━━━━━ PROVIDED INFORMATION

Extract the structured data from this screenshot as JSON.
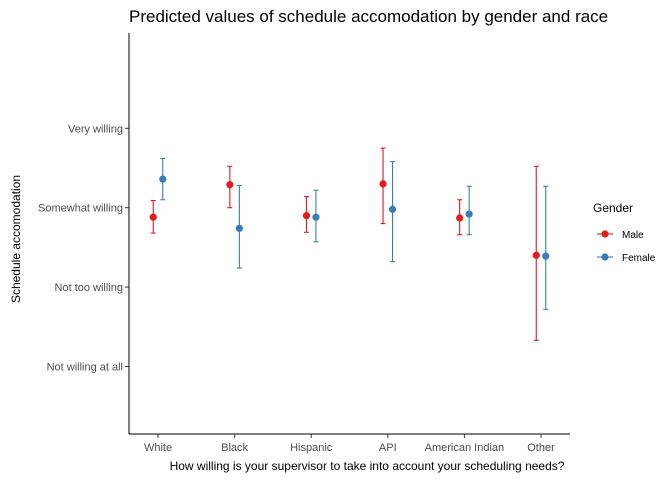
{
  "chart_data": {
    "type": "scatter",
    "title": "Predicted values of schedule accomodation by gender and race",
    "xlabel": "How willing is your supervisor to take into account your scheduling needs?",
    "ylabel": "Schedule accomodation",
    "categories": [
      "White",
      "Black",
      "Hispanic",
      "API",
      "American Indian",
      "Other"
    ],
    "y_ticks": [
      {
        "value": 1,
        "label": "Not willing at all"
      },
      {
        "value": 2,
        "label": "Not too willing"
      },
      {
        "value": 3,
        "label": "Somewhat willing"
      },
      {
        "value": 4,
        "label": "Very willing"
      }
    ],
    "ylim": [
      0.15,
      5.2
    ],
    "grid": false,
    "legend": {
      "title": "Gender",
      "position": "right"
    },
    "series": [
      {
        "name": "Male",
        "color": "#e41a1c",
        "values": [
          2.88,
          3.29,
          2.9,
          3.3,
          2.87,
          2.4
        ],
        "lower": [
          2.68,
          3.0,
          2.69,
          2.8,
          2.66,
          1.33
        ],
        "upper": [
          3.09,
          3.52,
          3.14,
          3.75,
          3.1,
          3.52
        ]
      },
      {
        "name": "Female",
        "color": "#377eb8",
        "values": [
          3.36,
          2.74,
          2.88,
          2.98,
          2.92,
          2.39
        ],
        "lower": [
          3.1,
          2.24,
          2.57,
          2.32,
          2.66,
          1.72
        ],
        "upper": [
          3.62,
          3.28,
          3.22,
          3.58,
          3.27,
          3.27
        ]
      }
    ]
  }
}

━━━━━━━━━━

**STATED PROBLEM**
Exclude every picture and copy the remaining data exactly.

**RESPONSE**
Extract the structured data from this screenshot as JSON.
{
  "chart_data": {
    "type": "scatter",
    "title": "Predicted values of schedule accomodation by gender and race",
    "xlabel": "How willing is your supervisor to take into account your scheduling needs?",
    "ylabel": "Schedule accomodation",
    "categories": [
      "White",
      "Black",
      "Hispanic",
      "API",
      "American Indian",
      "Other"
    ],
    "y_ticks": [
      {
        "value": 1,
        "label": "Not willing at all"
      },
      {
        "value": 2,
        "label": "Not too willing"
      },
      {
        "value": 3,
        "label": "Somewhat willing"
      },
      {
        "value": 4,
        "label": "Very willing"
      }
    ],
    "ylim": [
      0.15,
      5.2
    ],
    "grid": false,
    "legend": {
      "title": "Gender",
      "position": "right"
    },
    "series": [
      {
        "name": "Male",
        "color": "#e41a1c",
        "values": [
          2.88,
          3.29,
          2.9,
          3.3,
          2.87,
          2.4
        ],
        "lower": [
          2.68,
          3.0,
          2.69,
          2.8,
          2.66,
          1.33
        ],
        "upper": [
          3.09,
          3.52,
          3.14,
          3.75,
          3.1,
          3.52
        ]
      },
      {
        "name": "Female",
        "color": "#377eb8",
        "values": [
          3.36,
          2.74,
          2.88,
          2.98,
          2.92,
          2.39
        ],
        "lower": [
          3.1,
          2.24,
          2.57,
          2.32,
          2.66,
          1.72
        ],
        "upper": [
          3.62,
          3.28,
          3.22,
          3.58,
          3.27,
          3.27
        ]
      }
    ]
  }
}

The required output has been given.